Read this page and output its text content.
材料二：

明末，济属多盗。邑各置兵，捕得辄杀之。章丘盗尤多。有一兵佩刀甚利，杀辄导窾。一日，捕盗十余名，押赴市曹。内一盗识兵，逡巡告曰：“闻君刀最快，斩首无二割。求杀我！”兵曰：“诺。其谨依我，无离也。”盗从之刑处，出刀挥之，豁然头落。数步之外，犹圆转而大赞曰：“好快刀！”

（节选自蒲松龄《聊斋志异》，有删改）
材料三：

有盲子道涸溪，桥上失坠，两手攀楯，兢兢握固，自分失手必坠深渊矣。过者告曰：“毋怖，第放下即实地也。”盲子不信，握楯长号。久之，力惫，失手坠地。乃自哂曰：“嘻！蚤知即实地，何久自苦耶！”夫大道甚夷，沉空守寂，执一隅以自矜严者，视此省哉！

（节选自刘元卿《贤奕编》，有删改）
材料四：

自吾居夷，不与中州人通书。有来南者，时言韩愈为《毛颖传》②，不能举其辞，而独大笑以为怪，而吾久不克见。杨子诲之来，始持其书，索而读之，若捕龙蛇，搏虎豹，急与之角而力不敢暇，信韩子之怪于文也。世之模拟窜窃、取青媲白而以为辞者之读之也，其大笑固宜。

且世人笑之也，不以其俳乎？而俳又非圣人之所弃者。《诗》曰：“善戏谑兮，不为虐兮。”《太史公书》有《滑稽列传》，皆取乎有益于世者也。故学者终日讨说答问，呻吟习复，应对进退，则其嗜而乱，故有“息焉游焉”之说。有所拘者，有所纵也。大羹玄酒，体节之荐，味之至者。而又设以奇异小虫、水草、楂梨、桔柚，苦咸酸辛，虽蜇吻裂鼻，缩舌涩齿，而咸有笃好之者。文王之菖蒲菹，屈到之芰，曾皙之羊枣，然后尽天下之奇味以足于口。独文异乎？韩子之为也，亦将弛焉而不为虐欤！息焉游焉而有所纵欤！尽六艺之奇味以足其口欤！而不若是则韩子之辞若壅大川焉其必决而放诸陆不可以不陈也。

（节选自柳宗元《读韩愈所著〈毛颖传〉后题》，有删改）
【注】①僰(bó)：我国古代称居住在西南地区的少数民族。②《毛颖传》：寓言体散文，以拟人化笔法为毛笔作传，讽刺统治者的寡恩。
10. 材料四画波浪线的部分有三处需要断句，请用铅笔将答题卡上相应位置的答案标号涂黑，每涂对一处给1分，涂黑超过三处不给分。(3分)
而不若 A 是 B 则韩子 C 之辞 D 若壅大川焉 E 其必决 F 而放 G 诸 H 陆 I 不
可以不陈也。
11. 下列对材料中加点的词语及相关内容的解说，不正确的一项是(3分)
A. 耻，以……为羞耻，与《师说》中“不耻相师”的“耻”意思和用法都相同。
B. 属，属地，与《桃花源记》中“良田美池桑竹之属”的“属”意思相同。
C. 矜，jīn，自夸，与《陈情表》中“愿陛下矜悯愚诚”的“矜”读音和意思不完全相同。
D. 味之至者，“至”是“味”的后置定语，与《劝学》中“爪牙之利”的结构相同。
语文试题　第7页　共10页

+ + + + +

**TASK TO COMPLETE**: Transcribe every entry exactly.

**TASK SOLUTION**:
Read this page and output its text content.
材料二：

明末，济属多盗。邑各置兵，捕得辄杀之。章丘盗尤多。有一兵佩刀甚利，杀辄导窾。一日，捕盗十余名，押赴市曹。内一盗识兵，逡巡告曰：“闻君刀最快，斩首无二割。求杀我！”兵曰：“诺。其谨依我，无离也。”盗从之刑处，出刀挥之，豁然头落。数步之外，犹圆转而大赞曰：“好快刀！”

（节选自蒲松龄《聊斋志异》，有删改）
材料三：

有盲子道涸溪，桥上失坠，两手攀楯，兢兢握固，自分失手必坠深渊矣。过者告曰：“毋怖，第放下即实地也。”盲子不信，握楯长号。久之，力惫，失手坠地。乃自哂曰：“嘻！蚤知即实地，何久自苦耶！”夫大道甚夷，沉空守寂，执一隅以自矜严者，视此省哉！

（节选自刘元卿《贤奕编》，有删改）
材料四：

自吾居夷，不与中州人通书。有来南者，时言韩愈为《毛颖传》②，不能举其辞，而独大笑以为怪，而吾久不克见。杨子诲之来，始持其书，索而读之，若捕龙蛇，搏虎豹，急与之角而力不敢暇，信韩子之怪于文也。世之模拟窜窃、取青媲白而以为辞者之读之也，其大笑固宜。

且世人笑之也，不以其俳乎？而俳又非圣人之所弃者。《诗》曰：“善戏谑兮，不为虐兮。”《太史公书》有《滑稽列传》，皆取乎有益于世者也。故学者终日讨说答问，呻吟习复，应对进退，则其嗜而乱，故有“息焉游焉”之说。有所拘者，有所纵也。大羹玄酒，体节之荐，味之至者。而又设以奇异小虫、水草、楂梨、桔柚，苦咸酸辛，虽蜇吻裂鼻，缩舌涩齿，而咸有笃好之者。文王之菖蒲菹，屈到之芰，曾皙之羊枣，然后尽天下之奇味以足于口。独文异乎？韩子之为也，亦将弛焉而不为虐欤！息焉游焉而有所纵欤！尽六艺之奇味以足其口欤！而不若是则韩子之辞若壅大川焉其必决而放诸陆不可以不陈也。

（节选自柳宗元《读韩愈所著〈毛颖传〉后题》，有删改）
【注】①僰(bó)：我国古代称居住在西南地区的少数民族。②《毛颖传》：寓言体散文，以拟人化笔法为毛笔作传，讽刺统治者的寡恩。
10. 材料四画波浪线的部分有三处需要断句，请用铅笔将答题卡上相应位置的答案标号涂黑，每涂对一处给1分，涂黑超过三处不给分。(3分)
而不若 A 是 B 则韩子 C 之辞 D 若壅大川焉 E 其必决 F 而放 G 诸 H 陆 I 不
可以不陈也。
11. 下列对材料中加点的词语及相关内容的解说，不正确的一项是(3分)
A. 耻，以……为羞耻，与《师说》中“不耻相师”的“耻”意思和用法都相同。
B. 属，属地，与《桃花源记》中“良田美池桑竹之属”的“属”意思相同。
C. 矜，jīn，自夸，与《陈情表》中“愿陛下矜悯愚诚”的“矜”读音和意思不完全相同。
D. 味之至者，“至”是“味”的后置定语，与《劝学》中“爪牙之利”的结构相同。
语文试题　第7页　共10页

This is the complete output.